**What you will do**:
Below are the records; collect from them each line containing the string "JSON".

**Dataset entries**:
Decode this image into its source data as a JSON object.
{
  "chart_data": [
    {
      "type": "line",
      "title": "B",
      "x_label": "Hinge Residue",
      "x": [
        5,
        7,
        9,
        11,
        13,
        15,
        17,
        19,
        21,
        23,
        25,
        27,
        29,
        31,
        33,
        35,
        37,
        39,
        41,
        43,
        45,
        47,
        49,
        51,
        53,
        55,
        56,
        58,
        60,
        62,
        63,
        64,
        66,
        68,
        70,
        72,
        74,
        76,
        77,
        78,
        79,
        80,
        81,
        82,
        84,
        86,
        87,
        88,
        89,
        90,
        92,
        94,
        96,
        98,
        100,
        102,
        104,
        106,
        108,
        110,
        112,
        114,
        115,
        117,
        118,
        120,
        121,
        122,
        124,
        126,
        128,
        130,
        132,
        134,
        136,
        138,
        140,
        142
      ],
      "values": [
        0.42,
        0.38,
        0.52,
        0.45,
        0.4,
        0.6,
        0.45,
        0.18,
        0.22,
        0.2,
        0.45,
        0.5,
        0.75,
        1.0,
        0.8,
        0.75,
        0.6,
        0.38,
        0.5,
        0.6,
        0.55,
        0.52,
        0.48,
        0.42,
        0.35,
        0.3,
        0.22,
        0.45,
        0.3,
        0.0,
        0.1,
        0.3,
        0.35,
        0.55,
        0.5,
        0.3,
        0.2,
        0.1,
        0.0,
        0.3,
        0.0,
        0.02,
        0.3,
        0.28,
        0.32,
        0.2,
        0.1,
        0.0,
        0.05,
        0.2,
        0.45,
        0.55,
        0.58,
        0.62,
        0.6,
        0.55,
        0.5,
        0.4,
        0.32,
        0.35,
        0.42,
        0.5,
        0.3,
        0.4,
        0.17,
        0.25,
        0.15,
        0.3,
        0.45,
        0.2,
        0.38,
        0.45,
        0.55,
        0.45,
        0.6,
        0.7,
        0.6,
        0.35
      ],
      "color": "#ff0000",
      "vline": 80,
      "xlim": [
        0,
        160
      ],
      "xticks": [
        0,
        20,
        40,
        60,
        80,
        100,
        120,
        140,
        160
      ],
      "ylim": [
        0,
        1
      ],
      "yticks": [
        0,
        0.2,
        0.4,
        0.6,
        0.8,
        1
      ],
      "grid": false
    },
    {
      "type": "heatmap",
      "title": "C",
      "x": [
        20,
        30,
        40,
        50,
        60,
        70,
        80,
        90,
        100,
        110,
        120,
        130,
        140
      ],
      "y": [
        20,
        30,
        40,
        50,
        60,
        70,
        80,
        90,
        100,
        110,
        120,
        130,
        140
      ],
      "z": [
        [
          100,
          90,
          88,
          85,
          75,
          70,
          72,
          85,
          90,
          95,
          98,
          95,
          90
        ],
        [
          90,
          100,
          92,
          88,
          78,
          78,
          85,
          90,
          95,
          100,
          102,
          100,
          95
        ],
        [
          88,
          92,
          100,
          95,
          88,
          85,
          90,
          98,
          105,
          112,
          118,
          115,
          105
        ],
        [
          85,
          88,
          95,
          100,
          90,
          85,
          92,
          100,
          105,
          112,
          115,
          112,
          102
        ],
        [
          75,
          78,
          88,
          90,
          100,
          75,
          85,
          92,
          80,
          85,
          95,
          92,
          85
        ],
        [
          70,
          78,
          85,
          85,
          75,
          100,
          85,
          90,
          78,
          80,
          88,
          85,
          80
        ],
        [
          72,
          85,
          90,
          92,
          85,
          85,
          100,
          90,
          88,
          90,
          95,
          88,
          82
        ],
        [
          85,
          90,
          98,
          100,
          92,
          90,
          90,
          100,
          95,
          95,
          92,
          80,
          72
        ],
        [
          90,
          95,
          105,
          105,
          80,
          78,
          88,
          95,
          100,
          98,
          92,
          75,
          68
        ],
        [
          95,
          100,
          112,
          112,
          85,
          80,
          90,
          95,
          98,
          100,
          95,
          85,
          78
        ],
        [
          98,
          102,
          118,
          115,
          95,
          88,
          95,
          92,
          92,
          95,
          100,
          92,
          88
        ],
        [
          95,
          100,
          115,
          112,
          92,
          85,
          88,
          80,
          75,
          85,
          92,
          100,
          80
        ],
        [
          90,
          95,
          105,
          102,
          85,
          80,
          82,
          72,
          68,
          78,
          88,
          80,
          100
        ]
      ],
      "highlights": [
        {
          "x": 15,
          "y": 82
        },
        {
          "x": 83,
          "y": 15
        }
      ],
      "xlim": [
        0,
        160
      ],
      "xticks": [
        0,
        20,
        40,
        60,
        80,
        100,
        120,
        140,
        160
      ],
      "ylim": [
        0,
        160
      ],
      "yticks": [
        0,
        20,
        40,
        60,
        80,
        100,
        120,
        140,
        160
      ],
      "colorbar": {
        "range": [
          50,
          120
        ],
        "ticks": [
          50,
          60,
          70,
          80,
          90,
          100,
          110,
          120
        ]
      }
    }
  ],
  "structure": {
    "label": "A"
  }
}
==
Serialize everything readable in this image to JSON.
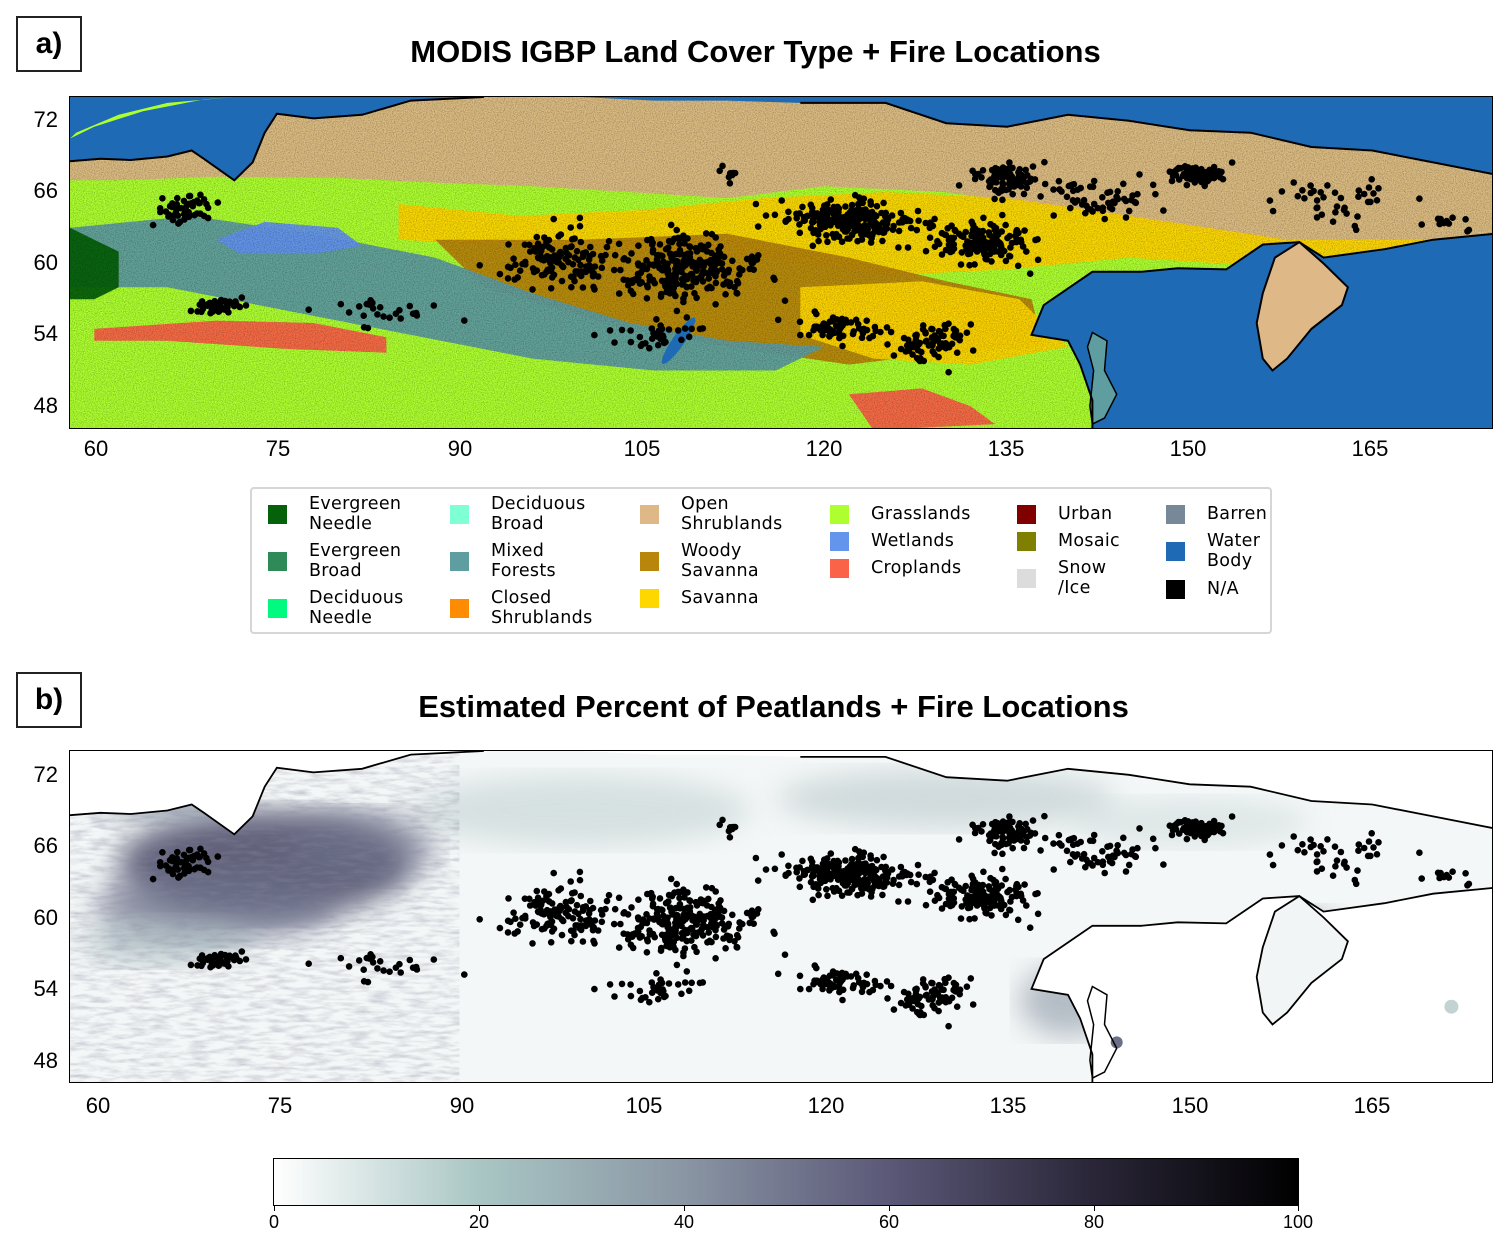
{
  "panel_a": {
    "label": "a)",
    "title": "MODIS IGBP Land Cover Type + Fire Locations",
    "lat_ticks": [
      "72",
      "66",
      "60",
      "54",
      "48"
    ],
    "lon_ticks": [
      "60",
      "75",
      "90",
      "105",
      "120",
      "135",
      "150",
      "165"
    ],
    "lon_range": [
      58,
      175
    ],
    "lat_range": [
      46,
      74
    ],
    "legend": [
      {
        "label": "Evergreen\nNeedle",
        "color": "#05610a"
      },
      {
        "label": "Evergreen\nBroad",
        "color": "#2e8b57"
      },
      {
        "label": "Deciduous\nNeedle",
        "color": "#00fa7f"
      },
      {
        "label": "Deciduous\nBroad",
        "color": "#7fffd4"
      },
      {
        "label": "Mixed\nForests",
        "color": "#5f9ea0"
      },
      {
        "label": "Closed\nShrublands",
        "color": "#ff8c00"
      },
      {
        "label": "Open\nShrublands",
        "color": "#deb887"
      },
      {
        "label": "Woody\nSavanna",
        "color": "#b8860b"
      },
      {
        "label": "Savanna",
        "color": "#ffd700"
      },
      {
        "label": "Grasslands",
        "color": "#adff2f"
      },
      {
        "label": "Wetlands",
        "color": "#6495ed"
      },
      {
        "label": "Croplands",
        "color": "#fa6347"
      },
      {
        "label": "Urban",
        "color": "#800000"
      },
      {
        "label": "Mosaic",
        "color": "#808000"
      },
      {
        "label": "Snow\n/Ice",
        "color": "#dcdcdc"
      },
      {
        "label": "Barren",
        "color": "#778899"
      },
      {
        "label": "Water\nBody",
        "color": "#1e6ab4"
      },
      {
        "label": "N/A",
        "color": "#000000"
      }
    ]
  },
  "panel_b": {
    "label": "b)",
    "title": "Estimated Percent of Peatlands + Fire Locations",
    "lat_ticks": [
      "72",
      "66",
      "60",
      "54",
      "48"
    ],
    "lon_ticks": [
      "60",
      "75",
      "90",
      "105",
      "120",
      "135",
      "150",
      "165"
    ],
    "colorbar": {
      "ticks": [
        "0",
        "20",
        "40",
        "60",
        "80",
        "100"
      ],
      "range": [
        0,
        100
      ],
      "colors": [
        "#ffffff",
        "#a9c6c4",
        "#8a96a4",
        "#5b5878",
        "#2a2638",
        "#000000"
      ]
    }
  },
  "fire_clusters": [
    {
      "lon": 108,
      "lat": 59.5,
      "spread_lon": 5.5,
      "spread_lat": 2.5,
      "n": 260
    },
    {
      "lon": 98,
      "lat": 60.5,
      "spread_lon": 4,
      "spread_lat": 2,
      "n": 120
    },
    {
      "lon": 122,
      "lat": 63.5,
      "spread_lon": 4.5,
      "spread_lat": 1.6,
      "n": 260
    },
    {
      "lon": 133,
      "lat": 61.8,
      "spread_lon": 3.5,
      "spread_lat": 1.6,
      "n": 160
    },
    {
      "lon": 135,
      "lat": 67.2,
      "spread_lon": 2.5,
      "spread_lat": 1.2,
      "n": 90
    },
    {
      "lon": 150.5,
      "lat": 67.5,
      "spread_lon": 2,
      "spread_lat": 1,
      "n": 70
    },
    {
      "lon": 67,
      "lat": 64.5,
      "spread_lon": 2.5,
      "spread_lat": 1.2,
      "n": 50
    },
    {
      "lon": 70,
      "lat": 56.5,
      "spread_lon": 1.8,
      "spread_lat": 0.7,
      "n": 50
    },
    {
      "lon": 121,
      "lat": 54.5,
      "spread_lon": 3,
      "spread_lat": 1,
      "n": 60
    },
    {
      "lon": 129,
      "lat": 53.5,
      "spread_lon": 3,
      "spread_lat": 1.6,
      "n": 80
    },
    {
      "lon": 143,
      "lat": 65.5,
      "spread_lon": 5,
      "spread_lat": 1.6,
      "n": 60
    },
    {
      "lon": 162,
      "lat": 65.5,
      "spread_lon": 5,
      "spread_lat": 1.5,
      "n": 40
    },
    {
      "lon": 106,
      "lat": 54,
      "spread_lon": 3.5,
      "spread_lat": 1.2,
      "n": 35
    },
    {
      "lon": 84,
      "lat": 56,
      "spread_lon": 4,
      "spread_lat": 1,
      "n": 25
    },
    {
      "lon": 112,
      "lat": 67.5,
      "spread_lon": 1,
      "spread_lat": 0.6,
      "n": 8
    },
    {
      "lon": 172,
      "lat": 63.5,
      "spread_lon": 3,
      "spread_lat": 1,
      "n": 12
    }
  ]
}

**Answer to the task**:
Decode this image into its source data as a JSON object.
Serialize everything readable in this image to JSON.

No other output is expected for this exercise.